Type out the complete listing below word for word, without its pictures.

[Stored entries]
○ ○ ○
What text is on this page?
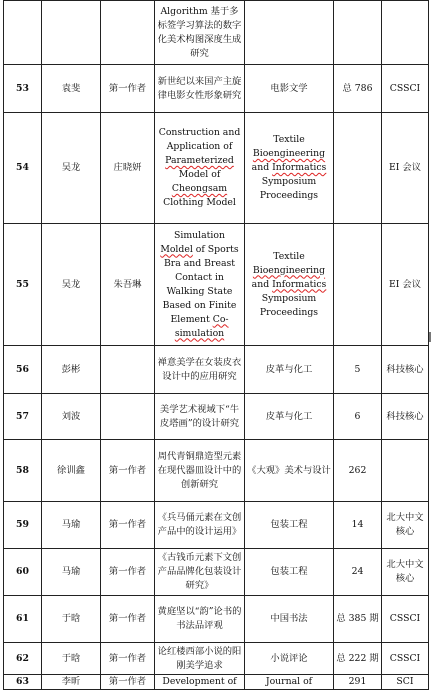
			Algorithm 基于多标签学习算法的数字化美术构图深度生成研究			
53	袁斐	第一作者	新世纪以来国产主旋律电影女性形象研究	电影文学	总 786	CSSCI
54	吴龙	庄晓妍	Construction and Application of Parameterized Model of Cheongsam Clothing Model	Textile Bioengineering and Informatics Symposium Proceedings		EI 会议
55	吴龙	朱吾琳	Simulation Moldel of Sports Bra and Breast Contact in Walking State Based on Finite Element Co-simulation	Textile Bioengineering and Informatics Symposium Proceedings		EI 会议
56	彭彬		禅意美学在女装皮衣设计中的应用研究	皮革与化工	5	科技核心
57	刘波		美学艺术视域下“牛皮塔画”的设计研究	皮革与化工	6	科技核心
58	徐训鑫	第一作者	周代青铜鼎造型元素在现代器皿设计中的创新研究	《大观》美术与设计	262	
59	马瑜	第一作者	《兵马俑元素在文创产品中的设计运用》	包装工程	14	北大中文核心
60	马瑜	第一作者	《古钱币元素下文创产品品牌化包装设计研究》	包装工程	24	北大中文核心
61	于晗	第一作者	黄庭坚以“韵”论书的书法品评观	中国书法	总 385 期	CSSCI
62	于晗	第一作者	论红楼西部小说的阳刚美学追求	小说评论	总 222 期	CSSCI
63	李昕	第一作者	Development of	Journal of	291	SCI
○ ○ ○
**Output**.
What text is on this page?
			Algorithm 基于多标签学习算法的数字化美术构图深度生成研究			
53	袁斐	第一作者	新世纪以来国产主旋律电影女性形象研究	电影文学	总 786	CSSCI
54	吴龙	庄晓妍	Construction and Application of Parameterized Model of Cheongsam Clothing Model	Textile Bioengineering and Informatics Symposium Proceedings		EI 会议
55	吴龙	朱吾琳	Simulation Moldel of Sports Bra and Breast Contact in Walking State Based on Finite Element Co-simulation	Textile Bioengineering and Informatics Symposium Proceedings		EI 会议
56	彭彬		禅意美学在女装皮衣设计中的应用研究	皮革与化工	5	科技核心
57	刘波		美学艺术视域下“牛皮塔画”的设计研究	皮革与化工	6	科技核心
58	徐训鑫	第一作者	周代青铜鼎造型元素在现代器皿设计中的创新研究	《大观》美术与设计	262	
59	马瑜	第一作者	《兵马俑元素在文创产品中的设计运用》	包装工程	14	北大中文核心
60	马瑜	第一作者	《古钱币元素下文创产品品牌化包装设计研究》	包装工程	24	北大中文核心
61	于晗	第一作者	黄庭坚以“韵”论书的书法品评观	中国书法	总 385 期	CSSCI
62	于晗	第一作者	论红楼西部小说的阳刚美学追求	小说评论	总 222 期	CSSCI
63	李昕	第一作者	Development of	Journal of	291	SCI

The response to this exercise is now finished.